::: RECORDS SHOWN :::
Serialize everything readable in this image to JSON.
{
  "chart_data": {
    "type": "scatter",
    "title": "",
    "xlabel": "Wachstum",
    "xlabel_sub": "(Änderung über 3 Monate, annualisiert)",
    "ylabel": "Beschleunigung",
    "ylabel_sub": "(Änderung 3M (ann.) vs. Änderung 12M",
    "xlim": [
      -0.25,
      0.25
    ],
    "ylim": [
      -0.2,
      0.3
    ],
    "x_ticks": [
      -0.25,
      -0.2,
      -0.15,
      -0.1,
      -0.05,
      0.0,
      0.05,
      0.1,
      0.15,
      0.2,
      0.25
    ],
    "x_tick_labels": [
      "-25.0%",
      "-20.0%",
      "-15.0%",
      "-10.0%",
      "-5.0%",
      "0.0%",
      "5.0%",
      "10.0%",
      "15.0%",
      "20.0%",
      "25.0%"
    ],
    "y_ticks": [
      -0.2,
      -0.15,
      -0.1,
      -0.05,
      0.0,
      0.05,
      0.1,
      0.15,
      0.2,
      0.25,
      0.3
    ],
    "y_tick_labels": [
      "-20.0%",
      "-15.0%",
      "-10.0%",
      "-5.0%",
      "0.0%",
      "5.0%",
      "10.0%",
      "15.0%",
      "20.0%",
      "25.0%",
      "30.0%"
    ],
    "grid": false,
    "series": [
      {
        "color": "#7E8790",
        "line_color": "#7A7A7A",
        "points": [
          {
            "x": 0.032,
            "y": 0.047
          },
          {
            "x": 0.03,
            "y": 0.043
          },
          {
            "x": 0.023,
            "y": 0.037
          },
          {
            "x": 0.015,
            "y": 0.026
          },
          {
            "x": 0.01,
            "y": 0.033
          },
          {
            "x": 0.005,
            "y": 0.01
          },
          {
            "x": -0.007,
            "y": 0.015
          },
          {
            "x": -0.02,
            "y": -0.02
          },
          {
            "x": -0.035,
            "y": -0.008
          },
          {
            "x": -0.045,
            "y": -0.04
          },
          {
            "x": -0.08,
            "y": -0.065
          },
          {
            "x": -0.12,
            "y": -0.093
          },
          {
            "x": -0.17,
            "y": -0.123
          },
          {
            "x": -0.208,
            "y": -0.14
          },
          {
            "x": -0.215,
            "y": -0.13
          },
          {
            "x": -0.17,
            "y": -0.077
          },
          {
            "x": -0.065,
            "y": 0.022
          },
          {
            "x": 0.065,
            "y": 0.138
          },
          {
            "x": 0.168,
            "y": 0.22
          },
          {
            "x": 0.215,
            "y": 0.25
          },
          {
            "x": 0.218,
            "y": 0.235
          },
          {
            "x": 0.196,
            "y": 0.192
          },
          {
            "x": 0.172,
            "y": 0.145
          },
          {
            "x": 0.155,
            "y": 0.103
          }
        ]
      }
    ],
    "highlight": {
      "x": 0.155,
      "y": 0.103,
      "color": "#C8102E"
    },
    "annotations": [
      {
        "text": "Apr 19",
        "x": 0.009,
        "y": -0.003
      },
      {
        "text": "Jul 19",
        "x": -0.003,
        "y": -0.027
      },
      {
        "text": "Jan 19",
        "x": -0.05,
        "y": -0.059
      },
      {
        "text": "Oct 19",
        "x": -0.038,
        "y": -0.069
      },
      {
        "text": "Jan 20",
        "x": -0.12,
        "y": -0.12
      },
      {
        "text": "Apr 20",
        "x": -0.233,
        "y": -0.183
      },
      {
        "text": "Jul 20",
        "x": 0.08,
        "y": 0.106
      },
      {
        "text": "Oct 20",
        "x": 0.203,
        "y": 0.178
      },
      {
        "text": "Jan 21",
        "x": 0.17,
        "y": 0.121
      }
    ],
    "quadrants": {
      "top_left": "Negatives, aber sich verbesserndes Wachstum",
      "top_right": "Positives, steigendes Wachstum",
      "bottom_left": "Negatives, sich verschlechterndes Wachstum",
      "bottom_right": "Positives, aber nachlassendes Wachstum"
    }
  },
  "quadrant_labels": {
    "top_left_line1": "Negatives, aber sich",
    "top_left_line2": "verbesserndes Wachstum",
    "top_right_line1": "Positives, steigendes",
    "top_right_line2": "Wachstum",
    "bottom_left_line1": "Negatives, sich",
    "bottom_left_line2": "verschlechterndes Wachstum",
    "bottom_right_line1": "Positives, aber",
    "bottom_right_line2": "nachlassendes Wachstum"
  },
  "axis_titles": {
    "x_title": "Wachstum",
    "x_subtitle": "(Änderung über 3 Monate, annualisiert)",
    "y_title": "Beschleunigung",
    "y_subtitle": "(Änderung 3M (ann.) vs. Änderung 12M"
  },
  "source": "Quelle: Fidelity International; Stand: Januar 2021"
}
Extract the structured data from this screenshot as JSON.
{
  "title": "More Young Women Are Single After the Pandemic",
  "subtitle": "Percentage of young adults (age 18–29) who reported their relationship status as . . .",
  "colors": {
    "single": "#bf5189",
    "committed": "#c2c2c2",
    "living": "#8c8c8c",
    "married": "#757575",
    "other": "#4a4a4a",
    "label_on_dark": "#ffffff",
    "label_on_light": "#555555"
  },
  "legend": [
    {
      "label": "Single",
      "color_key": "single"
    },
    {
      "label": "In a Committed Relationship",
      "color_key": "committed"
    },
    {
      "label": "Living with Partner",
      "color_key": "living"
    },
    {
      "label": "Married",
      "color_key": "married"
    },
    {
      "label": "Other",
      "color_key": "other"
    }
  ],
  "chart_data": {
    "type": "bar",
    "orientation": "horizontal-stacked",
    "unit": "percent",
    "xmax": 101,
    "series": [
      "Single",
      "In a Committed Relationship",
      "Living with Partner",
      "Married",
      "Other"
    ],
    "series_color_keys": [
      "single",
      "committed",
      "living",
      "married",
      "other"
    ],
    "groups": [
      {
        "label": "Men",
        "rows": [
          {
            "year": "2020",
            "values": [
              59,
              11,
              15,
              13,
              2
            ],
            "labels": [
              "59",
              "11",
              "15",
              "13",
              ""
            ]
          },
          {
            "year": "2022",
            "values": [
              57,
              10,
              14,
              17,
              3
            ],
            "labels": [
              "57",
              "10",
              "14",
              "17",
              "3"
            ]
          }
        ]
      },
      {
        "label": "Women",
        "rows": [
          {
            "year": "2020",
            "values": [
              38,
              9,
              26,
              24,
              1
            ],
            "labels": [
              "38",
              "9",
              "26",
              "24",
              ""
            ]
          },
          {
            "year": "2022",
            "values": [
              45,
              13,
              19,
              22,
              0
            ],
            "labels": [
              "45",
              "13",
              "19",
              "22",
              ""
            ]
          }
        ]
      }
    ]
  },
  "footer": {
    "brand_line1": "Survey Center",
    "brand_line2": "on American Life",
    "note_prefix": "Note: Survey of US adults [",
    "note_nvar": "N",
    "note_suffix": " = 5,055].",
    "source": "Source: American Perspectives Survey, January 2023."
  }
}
:::
EXERCISE TASK:
Search the data above for lines holding "steigendes" and copy each of them.

THE SOLUTION:
      "top_right": "Positives, steigendes Wachstum",
    "top_right_line1": "Positives, steigendes",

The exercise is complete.